_JOB_:
Provide only the number of lines in the data below that contain the word "Antal".

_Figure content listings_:
▽
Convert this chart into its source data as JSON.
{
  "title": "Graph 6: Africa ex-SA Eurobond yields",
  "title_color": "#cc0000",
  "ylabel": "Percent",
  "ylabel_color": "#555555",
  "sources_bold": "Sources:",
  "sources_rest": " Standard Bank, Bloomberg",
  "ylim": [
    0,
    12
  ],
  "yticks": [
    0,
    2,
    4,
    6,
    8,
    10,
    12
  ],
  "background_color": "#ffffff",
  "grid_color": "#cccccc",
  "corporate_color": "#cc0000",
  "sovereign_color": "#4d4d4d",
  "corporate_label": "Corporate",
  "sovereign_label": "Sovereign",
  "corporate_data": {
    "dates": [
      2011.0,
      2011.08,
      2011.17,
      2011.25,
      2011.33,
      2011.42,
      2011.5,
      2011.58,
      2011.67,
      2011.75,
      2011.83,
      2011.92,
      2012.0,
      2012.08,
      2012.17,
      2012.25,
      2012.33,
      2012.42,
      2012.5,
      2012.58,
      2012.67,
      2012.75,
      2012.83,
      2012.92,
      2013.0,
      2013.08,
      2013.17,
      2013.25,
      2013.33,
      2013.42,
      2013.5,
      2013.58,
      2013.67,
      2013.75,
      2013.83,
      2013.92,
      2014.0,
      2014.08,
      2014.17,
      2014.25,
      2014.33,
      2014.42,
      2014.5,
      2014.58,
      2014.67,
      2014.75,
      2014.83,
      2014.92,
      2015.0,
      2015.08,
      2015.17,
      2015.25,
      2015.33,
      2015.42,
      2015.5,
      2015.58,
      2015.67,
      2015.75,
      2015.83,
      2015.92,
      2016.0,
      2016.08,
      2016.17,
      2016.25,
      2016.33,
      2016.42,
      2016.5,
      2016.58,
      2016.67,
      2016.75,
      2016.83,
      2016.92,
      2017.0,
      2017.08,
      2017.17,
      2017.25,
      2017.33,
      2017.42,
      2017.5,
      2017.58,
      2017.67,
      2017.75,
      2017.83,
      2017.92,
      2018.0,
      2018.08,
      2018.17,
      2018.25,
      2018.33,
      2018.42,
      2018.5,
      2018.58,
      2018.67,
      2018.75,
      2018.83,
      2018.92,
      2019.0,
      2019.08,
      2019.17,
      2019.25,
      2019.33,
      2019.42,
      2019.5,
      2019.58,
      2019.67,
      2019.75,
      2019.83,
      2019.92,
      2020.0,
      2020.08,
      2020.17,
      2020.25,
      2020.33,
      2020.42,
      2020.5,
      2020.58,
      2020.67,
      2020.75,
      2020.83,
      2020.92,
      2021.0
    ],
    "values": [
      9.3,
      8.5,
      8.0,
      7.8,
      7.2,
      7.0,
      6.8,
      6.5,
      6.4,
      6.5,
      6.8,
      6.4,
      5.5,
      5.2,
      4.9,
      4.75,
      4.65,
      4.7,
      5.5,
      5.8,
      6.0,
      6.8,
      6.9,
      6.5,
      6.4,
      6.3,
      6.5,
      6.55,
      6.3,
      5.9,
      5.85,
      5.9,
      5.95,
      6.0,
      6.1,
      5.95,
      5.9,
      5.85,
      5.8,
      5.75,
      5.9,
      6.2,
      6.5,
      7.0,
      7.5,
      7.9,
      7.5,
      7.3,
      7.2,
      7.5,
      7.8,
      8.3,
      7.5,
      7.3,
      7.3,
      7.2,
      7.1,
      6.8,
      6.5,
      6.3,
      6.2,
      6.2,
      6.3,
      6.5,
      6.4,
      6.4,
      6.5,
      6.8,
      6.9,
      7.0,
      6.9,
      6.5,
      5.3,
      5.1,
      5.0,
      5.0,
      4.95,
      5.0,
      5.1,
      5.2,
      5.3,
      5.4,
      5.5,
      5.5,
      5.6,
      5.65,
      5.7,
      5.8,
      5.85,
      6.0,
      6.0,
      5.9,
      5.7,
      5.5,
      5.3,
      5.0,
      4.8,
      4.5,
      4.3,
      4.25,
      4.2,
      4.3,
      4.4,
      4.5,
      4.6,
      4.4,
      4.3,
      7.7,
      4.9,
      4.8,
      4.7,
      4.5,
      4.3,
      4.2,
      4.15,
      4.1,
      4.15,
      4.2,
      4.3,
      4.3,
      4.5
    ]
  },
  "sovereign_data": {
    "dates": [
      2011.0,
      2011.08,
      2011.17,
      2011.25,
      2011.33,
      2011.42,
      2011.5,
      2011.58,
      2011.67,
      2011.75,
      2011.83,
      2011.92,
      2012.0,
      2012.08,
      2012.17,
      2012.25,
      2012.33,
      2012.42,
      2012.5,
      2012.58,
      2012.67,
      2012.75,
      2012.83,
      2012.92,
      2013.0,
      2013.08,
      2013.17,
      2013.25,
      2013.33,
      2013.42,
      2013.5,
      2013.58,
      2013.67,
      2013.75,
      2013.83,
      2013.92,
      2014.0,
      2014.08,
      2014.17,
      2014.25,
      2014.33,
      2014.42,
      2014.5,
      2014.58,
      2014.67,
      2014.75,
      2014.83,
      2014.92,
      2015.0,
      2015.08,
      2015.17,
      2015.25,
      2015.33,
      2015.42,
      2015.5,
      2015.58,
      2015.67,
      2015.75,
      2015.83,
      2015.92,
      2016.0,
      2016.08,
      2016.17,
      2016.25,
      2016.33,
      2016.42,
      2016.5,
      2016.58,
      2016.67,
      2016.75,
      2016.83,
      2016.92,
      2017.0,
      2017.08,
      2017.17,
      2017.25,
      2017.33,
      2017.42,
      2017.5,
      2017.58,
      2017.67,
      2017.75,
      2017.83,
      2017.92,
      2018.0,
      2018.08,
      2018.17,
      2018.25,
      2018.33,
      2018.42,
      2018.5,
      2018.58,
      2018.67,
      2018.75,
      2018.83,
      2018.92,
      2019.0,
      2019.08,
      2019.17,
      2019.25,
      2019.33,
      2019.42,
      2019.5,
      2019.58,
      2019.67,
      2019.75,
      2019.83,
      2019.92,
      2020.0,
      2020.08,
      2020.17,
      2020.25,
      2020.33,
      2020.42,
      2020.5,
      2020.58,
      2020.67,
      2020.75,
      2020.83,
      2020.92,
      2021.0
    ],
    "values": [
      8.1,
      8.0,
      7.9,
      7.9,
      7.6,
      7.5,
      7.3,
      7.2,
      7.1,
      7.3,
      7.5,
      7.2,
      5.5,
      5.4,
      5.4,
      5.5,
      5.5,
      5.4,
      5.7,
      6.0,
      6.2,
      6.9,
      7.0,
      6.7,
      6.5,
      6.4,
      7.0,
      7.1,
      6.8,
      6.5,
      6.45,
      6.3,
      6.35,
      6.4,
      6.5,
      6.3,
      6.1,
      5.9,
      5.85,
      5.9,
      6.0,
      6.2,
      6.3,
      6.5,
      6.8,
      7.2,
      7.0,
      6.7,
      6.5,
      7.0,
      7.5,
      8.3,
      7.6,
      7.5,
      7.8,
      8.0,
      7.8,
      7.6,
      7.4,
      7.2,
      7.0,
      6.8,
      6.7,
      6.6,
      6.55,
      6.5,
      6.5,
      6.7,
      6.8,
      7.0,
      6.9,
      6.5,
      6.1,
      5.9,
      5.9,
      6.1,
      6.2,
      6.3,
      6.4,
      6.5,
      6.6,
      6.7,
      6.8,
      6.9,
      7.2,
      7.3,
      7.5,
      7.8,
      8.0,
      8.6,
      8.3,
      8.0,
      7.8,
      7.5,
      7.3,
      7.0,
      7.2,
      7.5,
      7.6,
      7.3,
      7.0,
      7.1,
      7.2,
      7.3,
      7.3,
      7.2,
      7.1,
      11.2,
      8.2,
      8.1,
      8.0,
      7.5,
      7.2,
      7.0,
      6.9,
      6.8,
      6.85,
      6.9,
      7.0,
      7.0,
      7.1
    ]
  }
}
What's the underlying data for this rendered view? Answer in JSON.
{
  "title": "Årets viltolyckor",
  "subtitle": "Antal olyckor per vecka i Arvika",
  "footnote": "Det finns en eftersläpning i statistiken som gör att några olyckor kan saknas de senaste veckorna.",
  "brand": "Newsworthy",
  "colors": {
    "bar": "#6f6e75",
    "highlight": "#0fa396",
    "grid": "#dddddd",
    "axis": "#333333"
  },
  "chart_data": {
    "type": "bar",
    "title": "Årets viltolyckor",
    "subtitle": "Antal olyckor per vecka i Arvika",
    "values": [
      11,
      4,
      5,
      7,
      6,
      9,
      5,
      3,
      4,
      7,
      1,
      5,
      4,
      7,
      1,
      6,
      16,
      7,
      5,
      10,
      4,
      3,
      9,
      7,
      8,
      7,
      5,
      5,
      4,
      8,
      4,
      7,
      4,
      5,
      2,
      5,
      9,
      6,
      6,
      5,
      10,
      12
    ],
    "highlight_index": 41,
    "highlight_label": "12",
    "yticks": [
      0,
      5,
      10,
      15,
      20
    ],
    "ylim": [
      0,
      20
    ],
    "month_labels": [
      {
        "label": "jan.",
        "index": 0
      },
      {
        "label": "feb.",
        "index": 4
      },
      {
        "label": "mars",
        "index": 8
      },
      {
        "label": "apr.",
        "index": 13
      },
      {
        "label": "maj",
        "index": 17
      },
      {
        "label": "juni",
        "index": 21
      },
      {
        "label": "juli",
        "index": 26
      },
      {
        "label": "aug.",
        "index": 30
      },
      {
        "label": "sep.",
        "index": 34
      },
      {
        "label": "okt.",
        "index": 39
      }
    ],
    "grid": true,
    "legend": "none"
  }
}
△
_ANSWER TO THE EXERCISE_:
2